(PROBLEM STATEMENT): In the listing below, find every line with the string "this" and pull it out.

(EXTRACTED DATA):

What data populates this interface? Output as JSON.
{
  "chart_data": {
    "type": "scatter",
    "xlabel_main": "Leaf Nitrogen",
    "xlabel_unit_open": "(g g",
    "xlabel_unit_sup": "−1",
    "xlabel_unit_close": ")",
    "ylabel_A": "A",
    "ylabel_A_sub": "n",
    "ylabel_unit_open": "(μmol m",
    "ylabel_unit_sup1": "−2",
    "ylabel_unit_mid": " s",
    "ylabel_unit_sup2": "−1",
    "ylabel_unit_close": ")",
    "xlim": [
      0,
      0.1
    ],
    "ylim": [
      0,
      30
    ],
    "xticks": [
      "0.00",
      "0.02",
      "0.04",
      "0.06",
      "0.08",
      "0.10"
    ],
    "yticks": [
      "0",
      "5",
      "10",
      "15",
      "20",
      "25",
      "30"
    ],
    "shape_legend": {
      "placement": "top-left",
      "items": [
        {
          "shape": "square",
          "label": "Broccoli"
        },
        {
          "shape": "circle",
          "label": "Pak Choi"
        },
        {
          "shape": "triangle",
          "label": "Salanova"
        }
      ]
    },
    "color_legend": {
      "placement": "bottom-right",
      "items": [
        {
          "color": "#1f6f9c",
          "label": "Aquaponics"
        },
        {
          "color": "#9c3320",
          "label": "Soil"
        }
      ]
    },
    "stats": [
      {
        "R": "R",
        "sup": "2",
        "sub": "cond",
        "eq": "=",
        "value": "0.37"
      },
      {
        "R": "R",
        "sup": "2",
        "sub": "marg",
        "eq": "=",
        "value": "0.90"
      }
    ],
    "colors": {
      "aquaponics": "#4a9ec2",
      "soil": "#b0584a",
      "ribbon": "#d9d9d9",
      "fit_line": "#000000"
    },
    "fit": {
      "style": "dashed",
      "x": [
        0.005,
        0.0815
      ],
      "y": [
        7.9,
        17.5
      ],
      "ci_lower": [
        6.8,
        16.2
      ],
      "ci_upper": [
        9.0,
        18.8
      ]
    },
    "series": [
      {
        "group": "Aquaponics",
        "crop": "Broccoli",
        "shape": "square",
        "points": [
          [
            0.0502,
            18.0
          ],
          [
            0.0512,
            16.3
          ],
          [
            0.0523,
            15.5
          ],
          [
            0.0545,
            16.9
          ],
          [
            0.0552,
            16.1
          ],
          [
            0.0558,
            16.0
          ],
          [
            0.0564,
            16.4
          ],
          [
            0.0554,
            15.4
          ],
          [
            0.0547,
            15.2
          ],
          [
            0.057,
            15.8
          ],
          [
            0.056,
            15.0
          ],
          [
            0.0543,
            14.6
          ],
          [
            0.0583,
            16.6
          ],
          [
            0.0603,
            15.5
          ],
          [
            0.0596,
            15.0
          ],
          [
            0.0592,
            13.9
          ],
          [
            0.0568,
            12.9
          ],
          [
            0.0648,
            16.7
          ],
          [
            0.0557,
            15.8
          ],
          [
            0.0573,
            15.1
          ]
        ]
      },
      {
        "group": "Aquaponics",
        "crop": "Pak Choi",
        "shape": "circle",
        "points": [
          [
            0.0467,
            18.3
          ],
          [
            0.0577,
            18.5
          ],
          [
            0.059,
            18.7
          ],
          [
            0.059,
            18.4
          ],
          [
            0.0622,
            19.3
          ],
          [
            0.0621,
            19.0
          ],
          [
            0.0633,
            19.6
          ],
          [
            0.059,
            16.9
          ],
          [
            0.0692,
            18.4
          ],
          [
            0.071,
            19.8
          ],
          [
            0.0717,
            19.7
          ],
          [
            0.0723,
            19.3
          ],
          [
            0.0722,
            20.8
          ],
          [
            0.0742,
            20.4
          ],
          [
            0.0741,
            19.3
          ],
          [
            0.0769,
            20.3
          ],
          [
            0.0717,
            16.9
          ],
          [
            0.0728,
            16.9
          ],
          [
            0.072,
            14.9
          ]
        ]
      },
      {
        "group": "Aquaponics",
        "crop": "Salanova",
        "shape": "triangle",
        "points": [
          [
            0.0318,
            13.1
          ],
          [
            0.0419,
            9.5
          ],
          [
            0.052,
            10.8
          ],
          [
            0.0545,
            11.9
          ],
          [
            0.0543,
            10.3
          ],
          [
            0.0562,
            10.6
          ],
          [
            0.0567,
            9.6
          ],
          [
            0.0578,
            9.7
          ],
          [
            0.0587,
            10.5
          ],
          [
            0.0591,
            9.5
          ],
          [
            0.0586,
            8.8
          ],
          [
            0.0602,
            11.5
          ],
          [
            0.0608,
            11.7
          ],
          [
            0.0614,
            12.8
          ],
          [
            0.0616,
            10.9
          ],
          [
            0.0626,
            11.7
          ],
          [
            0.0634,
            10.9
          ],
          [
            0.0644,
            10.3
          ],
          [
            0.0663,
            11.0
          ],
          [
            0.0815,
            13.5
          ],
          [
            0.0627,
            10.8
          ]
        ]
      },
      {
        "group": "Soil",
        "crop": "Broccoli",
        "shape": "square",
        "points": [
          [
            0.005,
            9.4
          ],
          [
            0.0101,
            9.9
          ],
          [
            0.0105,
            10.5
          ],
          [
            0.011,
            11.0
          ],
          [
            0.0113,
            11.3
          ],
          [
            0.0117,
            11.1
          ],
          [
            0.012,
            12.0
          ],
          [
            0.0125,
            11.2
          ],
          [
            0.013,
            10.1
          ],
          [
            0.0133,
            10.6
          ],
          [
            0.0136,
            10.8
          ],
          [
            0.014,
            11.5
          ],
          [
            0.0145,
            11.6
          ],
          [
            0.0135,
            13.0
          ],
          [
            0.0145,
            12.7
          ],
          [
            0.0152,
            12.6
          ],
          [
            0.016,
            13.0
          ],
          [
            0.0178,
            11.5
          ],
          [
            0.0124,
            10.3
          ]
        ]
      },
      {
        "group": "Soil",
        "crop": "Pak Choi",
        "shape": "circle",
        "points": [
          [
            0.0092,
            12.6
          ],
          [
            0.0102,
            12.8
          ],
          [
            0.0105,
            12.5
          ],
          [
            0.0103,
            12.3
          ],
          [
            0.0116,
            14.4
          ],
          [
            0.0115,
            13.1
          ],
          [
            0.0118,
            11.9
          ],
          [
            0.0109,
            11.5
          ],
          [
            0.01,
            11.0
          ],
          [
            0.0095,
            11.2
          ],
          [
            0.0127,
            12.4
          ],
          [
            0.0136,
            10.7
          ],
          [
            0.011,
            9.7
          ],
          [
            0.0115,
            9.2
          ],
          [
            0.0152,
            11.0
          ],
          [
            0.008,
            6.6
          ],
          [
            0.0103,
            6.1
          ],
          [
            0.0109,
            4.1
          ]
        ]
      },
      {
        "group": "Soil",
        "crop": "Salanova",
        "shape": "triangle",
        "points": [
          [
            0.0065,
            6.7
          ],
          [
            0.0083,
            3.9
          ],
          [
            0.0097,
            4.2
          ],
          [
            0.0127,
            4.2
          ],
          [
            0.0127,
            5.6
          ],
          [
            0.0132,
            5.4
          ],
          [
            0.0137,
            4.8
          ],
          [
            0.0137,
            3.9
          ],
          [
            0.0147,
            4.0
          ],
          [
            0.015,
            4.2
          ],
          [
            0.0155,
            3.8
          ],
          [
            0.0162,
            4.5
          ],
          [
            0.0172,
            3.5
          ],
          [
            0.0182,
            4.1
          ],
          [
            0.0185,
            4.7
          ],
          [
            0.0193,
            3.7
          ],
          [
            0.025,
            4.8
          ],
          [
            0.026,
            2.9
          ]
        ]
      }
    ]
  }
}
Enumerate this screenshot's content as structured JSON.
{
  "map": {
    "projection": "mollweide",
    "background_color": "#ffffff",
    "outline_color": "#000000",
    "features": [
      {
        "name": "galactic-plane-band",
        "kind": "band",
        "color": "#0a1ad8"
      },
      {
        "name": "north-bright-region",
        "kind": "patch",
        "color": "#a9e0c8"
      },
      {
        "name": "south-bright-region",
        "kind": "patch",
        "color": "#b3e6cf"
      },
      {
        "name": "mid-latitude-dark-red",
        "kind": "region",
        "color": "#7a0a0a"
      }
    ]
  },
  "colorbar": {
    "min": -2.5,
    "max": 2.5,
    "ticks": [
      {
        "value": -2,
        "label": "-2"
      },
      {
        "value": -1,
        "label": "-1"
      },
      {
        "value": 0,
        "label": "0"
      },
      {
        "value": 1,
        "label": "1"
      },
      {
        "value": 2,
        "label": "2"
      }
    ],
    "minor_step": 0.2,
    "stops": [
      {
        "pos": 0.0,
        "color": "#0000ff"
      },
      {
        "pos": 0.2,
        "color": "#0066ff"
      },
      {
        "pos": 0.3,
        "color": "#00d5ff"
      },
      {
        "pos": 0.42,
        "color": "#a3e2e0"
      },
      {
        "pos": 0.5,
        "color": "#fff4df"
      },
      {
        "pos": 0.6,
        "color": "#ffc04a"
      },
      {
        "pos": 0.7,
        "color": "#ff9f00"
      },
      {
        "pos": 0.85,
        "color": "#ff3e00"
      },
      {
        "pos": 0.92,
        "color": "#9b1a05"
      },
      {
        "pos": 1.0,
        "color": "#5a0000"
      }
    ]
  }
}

(SOLUTION TO THE PROBLEM):
What data populates this interface? Output as JSON.
Enumerate this screenshot's content as structured JSON.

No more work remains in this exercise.